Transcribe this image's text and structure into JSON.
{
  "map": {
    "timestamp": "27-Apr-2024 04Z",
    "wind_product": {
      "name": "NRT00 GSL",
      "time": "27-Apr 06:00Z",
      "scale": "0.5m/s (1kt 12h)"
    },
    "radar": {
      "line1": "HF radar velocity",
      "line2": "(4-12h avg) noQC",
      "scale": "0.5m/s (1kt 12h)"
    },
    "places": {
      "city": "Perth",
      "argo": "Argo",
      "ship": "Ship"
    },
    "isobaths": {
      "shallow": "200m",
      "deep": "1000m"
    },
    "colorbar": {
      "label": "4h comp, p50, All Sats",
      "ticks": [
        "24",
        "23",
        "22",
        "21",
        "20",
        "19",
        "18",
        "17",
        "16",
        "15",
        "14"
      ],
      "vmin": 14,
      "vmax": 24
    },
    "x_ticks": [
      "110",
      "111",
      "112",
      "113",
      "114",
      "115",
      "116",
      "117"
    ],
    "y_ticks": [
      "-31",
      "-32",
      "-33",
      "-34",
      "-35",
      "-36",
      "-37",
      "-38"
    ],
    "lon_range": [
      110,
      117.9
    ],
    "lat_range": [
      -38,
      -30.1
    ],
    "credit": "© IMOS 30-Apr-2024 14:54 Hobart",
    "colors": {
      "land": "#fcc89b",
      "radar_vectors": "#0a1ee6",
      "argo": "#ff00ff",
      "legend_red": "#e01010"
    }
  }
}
+-------+
**EXERCISE**
Reproduce each entry exactly, leaving out nothing.

**WRITTEN ANSWER**
Transcribe this image's text and structure into JSON.
{
  "map": {
    "timestamp": "27-Apr-2024 04Z",
    "wind_product": {
      "name": "NRT00 GSL",
      "time": "27-Apr 06:00Z",
      "scale": "0.5m/s (1kt 12h)"
    },
    "radar": {
      "line1": "HF radar velocity",
      "line2": "(4-12h avg) noQC",
      "scale": "0.5m/s (1kt 12h)"
    },
    "places": {
      "city": "Perth",
      "argo": "Argo",
      "ship": "Ship"
    },
    "isobaths": {
      "shallow": "200m",
      "deep": "1000m"
    },
    "colorbar": {
      "label": "4h comp, p50, All Sats",
      "ticks": [
        "24",
        "23",
        "22",
        "21",
        "20",
        "19",
        "18",
        "17",
        "16",
        "15",
        "14"
      ],
      "vmin": 14,
      "vmax": 24
    },
    "x_ticks": [
      "110",
      "111",
      "112",
      "113",
      "114",
      "115",
      "116",
      "117"
    ],
    "y_ticks": [
      "-31",
      "-32",
      "-33",
      "-34",
      "-35",
      "-36",
      "-37",
      "-38"
    ],
    "lon_range": [
      110,
      117.9
    ],
    "lat_range": [
      -38,
      -30.1
    ],
    "credit": "© IMOS 30-Apr-2024 14:54 Hobart",
    "colors": {
      "land": "#fcc89b",
      "radar_vectors": "#0a1ee6",
      "argo": "#ff00ff",
      "legend_red": "#e01010"
    }
  }
}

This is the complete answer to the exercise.